• _Given task_
Write out each entry, exactly the way it appears.

• _Rows_
· · ·

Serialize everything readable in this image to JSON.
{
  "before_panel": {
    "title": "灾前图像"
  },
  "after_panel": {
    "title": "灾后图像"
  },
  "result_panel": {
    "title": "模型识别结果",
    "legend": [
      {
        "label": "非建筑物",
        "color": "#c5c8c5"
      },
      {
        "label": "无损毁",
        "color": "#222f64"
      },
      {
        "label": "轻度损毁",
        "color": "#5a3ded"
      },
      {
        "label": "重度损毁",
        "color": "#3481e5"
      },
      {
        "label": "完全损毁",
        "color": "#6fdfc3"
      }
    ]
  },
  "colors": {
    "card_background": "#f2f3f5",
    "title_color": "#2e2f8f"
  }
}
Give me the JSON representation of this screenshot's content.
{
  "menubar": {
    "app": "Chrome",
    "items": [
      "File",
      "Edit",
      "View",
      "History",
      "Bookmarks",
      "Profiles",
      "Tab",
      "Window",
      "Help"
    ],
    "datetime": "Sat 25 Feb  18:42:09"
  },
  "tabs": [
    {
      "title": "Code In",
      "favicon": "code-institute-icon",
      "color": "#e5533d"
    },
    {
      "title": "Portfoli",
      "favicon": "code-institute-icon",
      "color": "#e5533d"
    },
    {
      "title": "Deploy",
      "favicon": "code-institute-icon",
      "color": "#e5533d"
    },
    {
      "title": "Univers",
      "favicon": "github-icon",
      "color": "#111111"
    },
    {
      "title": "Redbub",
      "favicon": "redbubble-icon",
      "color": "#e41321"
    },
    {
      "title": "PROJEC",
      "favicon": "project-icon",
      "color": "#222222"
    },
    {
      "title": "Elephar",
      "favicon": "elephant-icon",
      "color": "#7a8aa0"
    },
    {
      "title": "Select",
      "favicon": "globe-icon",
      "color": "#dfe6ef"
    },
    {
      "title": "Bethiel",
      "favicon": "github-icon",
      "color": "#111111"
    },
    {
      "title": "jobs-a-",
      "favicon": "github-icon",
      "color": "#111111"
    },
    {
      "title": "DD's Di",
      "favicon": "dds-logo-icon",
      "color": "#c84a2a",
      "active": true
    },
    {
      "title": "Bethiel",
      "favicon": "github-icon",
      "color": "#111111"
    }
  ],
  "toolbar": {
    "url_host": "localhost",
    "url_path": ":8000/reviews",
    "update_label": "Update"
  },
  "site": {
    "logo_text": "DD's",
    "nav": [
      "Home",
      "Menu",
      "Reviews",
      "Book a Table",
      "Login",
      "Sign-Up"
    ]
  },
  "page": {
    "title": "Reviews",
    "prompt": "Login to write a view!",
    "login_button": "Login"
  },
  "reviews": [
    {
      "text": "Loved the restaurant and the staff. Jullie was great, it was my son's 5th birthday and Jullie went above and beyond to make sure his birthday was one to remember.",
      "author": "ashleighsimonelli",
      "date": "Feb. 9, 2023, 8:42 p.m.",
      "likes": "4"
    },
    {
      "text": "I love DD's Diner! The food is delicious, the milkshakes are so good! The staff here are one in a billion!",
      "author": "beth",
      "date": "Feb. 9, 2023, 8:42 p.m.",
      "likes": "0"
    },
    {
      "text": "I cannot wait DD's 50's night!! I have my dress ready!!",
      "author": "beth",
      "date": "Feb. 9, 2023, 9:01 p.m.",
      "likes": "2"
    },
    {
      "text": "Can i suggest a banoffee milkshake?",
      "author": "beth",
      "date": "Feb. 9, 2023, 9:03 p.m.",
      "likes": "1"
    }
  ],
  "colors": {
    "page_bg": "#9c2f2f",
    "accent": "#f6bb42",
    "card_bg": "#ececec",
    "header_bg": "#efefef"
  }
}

· · ·

• _Output for this task_
Serialize everything readable in this image to JSON.
{
  "before_panel": {
    "title": "灾前图像"
  },
  "after_panel": {
    "title": "灾后图像"
  },
  "result_panel": {
    "title": "模型识别结果",
    "legend": [
      {
        "label": "非建筑物",
        "color": "#c5c8c5"
      },
      {
        "label": "无损毁",
        "color": "#222f64"
      },
      {
        "label": "轻度损毁",
        "color": "#5a3ded"
      },
      {
        "label": "重度损毁",
        "color": "#3481e5"
      },
      {
        "label": "完全损毁",
        "color": "#6fdfc3"
      }
    ]
  },
  "colors": {
    "card_background": "#f2f3f5",
    "title_color": "#2e2f8f"
  }
}
Give me the JSON representation of this screenshot's content.
{
  "menubar": {
    "app": "Chrome",
    "items": [
      "File",
      "Edit",
      "View",
      "History",
      "Bookmarks",
      "Profiles",
      "Tab",
      "Window",
      "Help"
    ],
    "datetime": "Sat 25 Feb  18:42:09"
  },
  "tabs": [
    {
      "title": "Code In",
      "favicon": "code-institute-icon",
      "color": "#e5533d"
    },
    {
      "title": "Portfoli",
      "favicon": "code-institute-icon",
      "color": "#e5533d"
    },
    {
      "title": "Deploy",
      "favicon": "code-institute-icon",
      "color": "#e5533d"
    },
    {
      "title": "Univers",
      "favicon": "github-icon",
      "color": "#111111"
    },
    {
      "title": "Redbub",
      "favicon": "redbubble-icon",
      "color": "#e41321"
    },
    {
      "title": "PROJEC",
      "favicon": "project-icon",
      "color": "#222222"
    },
    {
      "title": "Elephar",
      "favicon": "elephant-icon",
      "color": "#7a8aa0"
    },
    {
      "title": "Select",
      "favicon": "globe-icon",
      "color": "#dfe6ef"
    },
    {
      "title": "Bethiel",
      "favicon": "github-icon",
      "color": "#111111"
    },
    {
      "title": "jobs-a-",
      "favicon": "github-icon",
      "color": "#111111"
    },
    {
      "title": "DD's Di",
      "favicon": "dds-logo-icon",
      "color": "#c84a2a",
      "active": true
    },
    {
      "title": "Bethiel",
      "favicon": "github-icon",
      "color": "#111111"
    }
  ],
  "toolbar": {
    "url_host": "localhost",
    "url_path": ":8000/reviews",
    "update_label": "Update"
  },
  "site": {
    "logo_text": "DD's",
    "nav": [
      "Home",
      "Menu",
      "Reviews",
      "Book a Table",
      "Login",
      "Sign-Up"
    ]
  },
  "page": {
    "title": "Reviews",
    "prompt": "Login to write a view!",
    "login_button": "Login"
  },
  "reviews": [
    {
      "text": "Loved the restaurant and the staff. Jullie was great, it was my son's 5th birthday and Jullie went above and beyond to make sure his birthday was one to remember.",
      "author": "ashleighsimonelli",
      "date": "Feb. 9, 2023, 8:42 p.m.",
      "likes": "4"
    },
    {
      "text": "I love DD's Diner! The food is delicious, the milkshakes are so good! The staff here are one in a billion!",
      "author": "beth",
      "date": "Feb. 9, 2023, 8:42 p.m.",
      "likes": "0"
    },
    {
      "text": "I cannot wait DD's 50's night!! I have my dress ready!!",
      "author": "beth",
      "date": "Feb. 9, 2023, 9:01 p.m.",
      "likes": "2"
    },
    {
      "text": "Can i suggest a banoffee milkshake?",
      "author": "beth",
      "date": "Feb. 9, 2023, 9:03 p.m.",
      "likes": "1"
    }
  ],
  "colors": {
    "page_bg": "#9c2f2f",
    "accent": "#f6bb42",
    "card_bg": "#ececec",
    "header_bg": "#efefef"
  }
}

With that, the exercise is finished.